* [EXERCISE OBJECTIVE]:
Pull out the records from the line that contains "Give me the" through the line that contains "x-tick-label: 0.02 — [341, 507, 380, 530]", including both of those lines, and copy them without any changes.

* [INPUT RECORDS]:
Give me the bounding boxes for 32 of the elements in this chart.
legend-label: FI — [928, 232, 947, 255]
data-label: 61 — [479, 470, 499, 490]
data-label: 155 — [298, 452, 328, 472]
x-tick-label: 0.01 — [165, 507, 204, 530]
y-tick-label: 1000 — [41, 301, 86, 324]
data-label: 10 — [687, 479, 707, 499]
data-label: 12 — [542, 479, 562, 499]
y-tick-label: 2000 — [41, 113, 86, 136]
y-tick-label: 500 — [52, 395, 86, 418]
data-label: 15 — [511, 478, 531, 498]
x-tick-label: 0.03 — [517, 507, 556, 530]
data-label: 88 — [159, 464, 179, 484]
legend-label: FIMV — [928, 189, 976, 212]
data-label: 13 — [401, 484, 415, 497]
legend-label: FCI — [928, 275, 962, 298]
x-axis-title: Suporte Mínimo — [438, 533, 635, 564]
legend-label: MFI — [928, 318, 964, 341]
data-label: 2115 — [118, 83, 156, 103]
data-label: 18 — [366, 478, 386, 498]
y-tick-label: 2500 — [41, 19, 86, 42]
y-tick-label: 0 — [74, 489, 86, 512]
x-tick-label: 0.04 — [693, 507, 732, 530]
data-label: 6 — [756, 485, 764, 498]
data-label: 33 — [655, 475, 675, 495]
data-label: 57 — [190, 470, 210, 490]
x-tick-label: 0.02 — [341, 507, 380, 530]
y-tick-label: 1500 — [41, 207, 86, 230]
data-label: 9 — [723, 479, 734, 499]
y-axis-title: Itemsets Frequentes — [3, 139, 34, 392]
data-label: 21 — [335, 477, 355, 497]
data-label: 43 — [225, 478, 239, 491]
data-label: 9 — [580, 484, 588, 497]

--

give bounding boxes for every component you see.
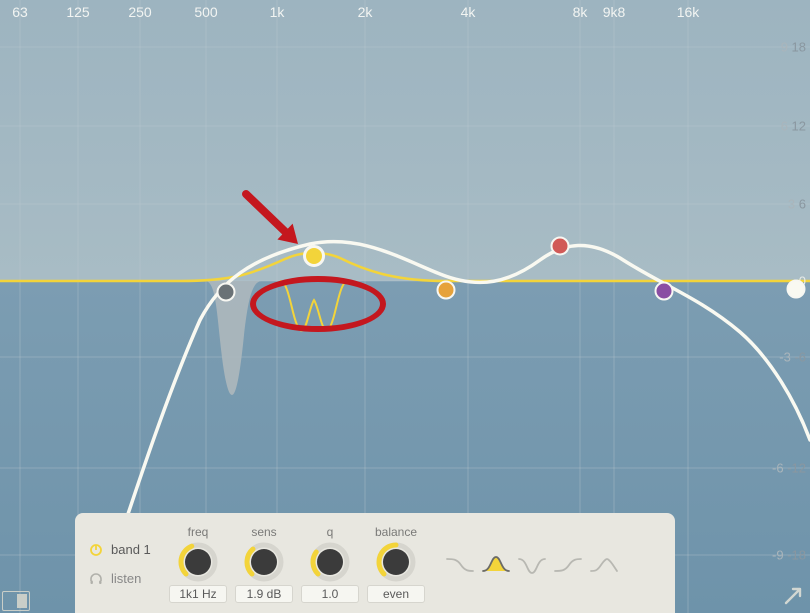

* [WRITTEN ANSWER]:
Give me the bounding boxes for 32 of the elements in this chart.
legend-label: FI — [928, 232, 947, 255]
data-label: 61 — [479, 470, 499, 490]
data-label: 155 — [298, 452, 328, 472]
x-tick-label: 0.01 — [165, 507, 204, 530]
y-tick-label: 1000 — [41, 301, 86, 324]
data-label: 10 — [687, 479, 707, 499]
data-label: 12 — [542, 479, 562, 499]
y-tick-label: 2000 — [41, 113, 86, 136]
y-tick-label: 500 — [52, 395, 86, 418]
data-label: 15 — [511, 478, 531, 498]
x-tick-label: 0.03 — [517, 507, 556, 530]
data-label: 88 — [159, 464, 179, 484]
legend-label: FIMV — [928, 189, 976, 212]
data-label: 13 — [401, 484, 415, 497]
legend-label: FCI — [928, 275, 962, 298]
x-axis-title: Suporte Mínimo — [438, 533, 635, 564]
legend-label: MFI — [928, 318, 964, 341]
data-label: 2115 — [118, 83, 156, 103]
data-label: 18 — [366, 478, 386, 498]
y-tick-label: 2500 — [41, 19, 86, 42]
y-tick-label: 0 — [74, 489, 86, 512]
x-tick-label: 0.04 — [693, 507, 732, 530]
data-label: 6 — [756, 485, 764, 498]
data-label: 33 — [655, 475, 675, 495]
data-label: 57 — [190, 470, 210, 490]
x-tick-label: 0.02 — [341, 507, 380, 530]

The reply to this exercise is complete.